→ Problem to work on:
In the data below, find each line containing the string "每周三四五六" and return it.

→ Data listing:

■ ■ ■ ■ ■ ■ ■

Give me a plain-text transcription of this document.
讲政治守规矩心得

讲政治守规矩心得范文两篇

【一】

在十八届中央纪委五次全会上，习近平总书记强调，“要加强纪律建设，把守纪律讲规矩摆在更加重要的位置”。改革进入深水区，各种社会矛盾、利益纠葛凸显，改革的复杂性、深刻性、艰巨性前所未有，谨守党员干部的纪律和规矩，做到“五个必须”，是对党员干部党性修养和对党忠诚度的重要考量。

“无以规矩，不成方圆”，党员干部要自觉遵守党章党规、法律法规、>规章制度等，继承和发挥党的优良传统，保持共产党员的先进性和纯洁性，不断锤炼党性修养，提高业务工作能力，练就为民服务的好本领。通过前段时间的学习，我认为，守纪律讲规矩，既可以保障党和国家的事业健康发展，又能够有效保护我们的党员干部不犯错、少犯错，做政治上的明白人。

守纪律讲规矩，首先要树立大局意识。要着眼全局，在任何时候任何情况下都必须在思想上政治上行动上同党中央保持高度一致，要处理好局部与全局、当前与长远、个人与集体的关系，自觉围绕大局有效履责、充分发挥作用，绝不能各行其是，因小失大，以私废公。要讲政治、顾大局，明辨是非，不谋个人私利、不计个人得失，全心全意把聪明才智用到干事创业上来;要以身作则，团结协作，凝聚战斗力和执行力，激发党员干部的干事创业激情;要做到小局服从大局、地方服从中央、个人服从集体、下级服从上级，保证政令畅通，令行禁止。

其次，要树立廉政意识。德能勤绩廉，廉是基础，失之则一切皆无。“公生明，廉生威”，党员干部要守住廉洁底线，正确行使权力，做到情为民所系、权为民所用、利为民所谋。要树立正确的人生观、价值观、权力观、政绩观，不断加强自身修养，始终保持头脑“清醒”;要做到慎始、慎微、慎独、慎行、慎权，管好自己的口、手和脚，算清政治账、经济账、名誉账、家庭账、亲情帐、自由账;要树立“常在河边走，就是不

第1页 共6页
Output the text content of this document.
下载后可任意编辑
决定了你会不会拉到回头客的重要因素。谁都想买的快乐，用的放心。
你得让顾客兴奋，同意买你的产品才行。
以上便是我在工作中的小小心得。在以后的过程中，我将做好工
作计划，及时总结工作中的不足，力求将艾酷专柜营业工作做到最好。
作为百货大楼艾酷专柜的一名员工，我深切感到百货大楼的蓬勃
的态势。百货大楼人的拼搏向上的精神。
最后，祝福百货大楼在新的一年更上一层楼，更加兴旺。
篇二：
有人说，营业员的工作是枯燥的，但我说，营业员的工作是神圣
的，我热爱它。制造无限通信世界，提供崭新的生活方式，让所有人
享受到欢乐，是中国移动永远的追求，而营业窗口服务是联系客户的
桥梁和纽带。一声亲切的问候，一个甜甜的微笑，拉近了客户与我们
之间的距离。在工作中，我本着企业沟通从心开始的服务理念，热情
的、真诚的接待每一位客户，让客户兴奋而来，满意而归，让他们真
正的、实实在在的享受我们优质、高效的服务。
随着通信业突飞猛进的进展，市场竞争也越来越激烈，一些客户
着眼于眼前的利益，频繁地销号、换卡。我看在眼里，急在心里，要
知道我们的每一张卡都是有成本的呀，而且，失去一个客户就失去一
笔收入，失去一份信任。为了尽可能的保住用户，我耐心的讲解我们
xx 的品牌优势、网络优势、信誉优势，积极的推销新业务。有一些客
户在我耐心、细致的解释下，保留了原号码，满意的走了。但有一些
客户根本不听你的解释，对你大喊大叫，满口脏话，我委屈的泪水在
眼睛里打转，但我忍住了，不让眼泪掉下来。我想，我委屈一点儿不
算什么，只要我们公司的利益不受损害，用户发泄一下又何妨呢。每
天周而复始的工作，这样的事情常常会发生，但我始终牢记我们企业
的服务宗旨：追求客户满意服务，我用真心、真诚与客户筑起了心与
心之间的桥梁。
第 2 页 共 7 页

■ ■ ■ ■ ■ ■ ■

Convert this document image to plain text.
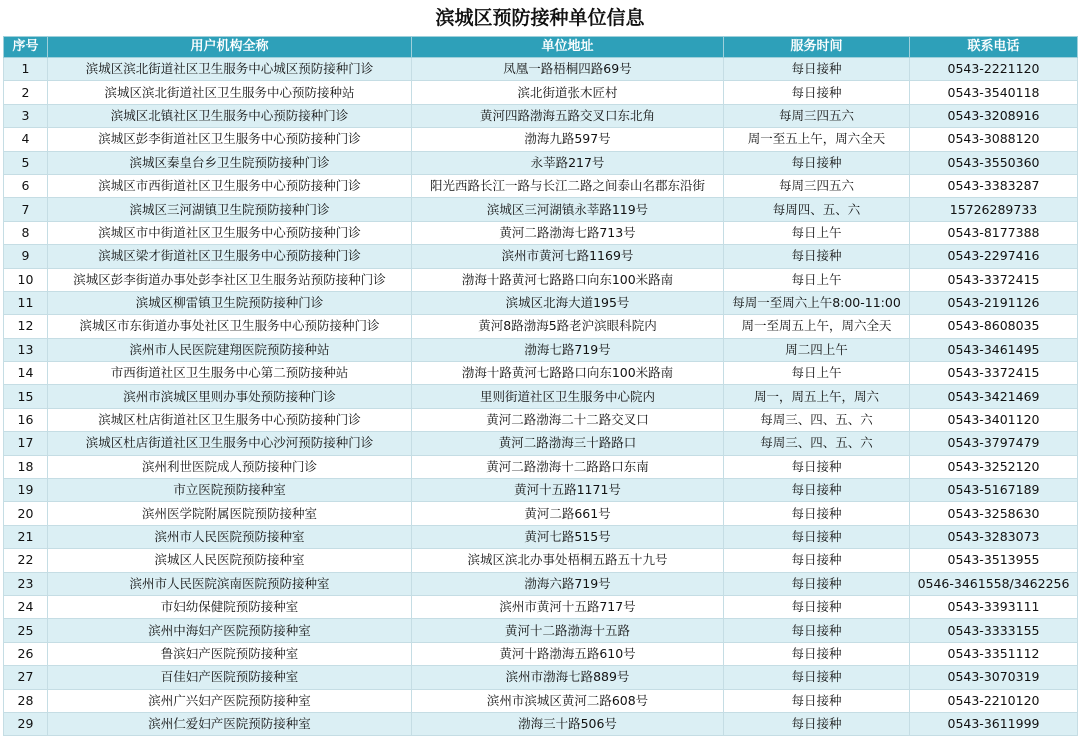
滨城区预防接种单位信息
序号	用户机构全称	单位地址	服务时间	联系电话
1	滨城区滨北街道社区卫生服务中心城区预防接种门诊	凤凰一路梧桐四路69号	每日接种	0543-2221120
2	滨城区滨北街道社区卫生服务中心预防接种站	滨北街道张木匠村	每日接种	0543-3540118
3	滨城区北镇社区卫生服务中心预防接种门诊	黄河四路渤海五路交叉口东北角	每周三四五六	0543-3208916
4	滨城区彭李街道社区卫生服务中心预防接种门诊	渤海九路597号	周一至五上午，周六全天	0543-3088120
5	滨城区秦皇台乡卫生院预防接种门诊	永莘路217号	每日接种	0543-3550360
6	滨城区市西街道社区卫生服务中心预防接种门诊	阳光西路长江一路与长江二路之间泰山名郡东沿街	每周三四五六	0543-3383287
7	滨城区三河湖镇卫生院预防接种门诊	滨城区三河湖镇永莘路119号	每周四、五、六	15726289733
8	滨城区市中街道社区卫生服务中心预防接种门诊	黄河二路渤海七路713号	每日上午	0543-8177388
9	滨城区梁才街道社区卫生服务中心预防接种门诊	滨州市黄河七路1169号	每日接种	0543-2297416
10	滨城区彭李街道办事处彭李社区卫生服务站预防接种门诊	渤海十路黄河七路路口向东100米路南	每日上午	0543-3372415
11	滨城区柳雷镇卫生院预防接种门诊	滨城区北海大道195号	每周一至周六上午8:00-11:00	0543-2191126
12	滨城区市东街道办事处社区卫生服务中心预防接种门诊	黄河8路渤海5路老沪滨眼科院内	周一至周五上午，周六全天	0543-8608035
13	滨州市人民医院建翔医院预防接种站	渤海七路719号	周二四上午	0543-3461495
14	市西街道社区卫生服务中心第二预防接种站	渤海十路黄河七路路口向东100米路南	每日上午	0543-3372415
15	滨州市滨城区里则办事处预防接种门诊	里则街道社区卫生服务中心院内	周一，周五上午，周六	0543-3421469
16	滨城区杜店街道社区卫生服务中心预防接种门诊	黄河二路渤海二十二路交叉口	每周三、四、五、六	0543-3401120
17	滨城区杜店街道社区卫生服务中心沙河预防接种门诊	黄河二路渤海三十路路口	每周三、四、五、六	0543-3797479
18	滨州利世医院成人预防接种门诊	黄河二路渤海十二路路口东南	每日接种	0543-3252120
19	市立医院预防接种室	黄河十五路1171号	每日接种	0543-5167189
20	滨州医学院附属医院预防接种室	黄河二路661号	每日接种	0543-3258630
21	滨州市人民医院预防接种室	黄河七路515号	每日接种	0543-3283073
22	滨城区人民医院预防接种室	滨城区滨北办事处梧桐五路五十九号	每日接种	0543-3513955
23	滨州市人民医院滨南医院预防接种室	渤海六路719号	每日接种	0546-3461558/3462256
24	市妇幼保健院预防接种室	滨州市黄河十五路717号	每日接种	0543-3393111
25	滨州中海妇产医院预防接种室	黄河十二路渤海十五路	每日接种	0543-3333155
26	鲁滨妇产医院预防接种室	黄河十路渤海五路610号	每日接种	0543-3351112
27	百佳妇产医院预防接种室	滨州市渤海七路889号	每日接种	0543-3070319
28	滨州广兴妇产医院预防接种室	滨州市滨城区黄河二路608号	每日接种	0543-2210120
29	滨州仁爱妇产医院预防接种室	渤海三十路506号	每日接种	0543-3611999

■ ■ ■ ■ ■ ■ ■

→ Right answer:
3	滨城区北镇社区卫生服务中心预防接种门诊	黄河四路渤海五路交叉口东北角	每周三四五六	0543-3208916
6	滨城区市西街道社区卫生服务中心预防接种门诊	阳光西路长江一路与长江二路之间泰山名郡东沿街	每周三四五六	0543-3383287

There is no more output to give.